- EXERCISE OBJECTIVE: Would you quote the material below in full and unchanged?

Dataset entries
—————

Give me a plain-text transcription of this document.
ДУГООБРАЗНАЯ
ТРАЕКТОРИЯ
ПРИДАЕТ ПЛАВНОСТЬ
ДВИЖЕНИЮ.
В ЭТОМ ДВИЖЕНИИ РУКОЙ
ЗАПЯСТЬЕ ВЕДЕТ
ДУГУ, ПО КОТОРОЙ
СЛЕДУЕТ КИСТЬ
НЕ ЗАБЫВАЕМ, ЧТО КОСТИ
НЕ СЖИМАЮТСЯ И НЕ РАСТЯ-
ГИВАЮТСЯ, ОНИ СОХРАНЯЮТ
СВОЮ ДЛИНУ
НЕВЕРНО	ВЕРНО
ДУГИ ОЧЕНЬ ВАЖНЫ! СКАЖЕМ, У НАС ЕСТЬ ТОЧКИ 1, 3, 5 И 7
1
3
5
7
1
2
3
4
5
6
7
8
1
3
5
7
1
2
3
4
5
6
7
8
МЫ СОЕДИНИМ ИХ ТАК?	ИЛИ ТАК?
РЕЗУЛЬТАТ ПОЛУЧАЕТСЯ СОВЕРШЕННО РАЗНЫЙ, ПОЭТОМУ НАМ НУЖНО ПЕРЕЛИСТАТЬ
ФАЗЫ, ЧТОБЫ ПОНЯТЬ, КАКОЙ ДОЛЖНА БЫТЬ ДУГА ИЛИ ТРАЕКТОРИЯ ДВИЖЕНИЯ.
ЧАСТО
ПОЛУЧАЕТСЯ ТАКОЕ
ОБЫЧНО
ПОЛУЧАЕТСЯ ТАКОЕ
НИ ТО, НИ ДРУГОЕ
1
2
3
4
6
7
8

—————

- EXPECTED ANSWER:
Give me a plain-text transcription of this document.
ДУГООБРАЗНАЯ
ТРАЕКТОРИЯ
ПРИДАЕТ ПЛАВНОСТЬ
ДВИЖЕНИЮ.
В ЭТОМ ДВИЖЕНИИ РУКОЙ
ЗАПЯСТЬЕ ВЕДЕТ
ДУГУ, ПО КОТОРОЙ
СЛЕДУЕТ КИСТЬ
НЕ ЗАБЫВАЕМ, ЧТО КОСТИ
НЕ СЖИМАЮТСЯ И НЕ РАСТЯ-
ГИВАЮТСЯ, ОНИ СОХРАНЯЮТ
СВОЮ ДЛИНУ
НЕВЕРНО	ВЕРНО
ДУГИ ОЧЕНЬ ВАЖНЫ! СКАЖЕМ, У НАС ЕСТЬ ТОЧКИ 1, 3, 5 И 7
1
3
5
7
1
2
3
4
5
6
7
8
1
3
5
7
1
2
3
4
5
6
7
8
МЫ СОЕДИНИМ ИХ ТАК?	ИЛИ ТАК?
РЕЗУЛЬТАТ ПОЛУЧАЕТСЯ СОВЕРШЕННО РАЗНЫЙ, ПОЭТОМУ НАМ НУЖНО ПЕРЕЛИСТАТЬ
ФАЗЫ, ЧТОБЫ ПОНЯТЬ, КАКОЙ ДОЛЖНА БЫТЬ ДУГА ИЛИ ТРАЕКТОРИЯ ДВИЖЕНИЯ.
ЧАСТО
ПОЛУЧАЕТСЯ ТАКОЕ
ОБЫЧНО
ПОЛУЧАЕТСЯ ТАКОЕ
НИ ТО, НИ ДРУГОЕ
1
2
3
4
6
7
8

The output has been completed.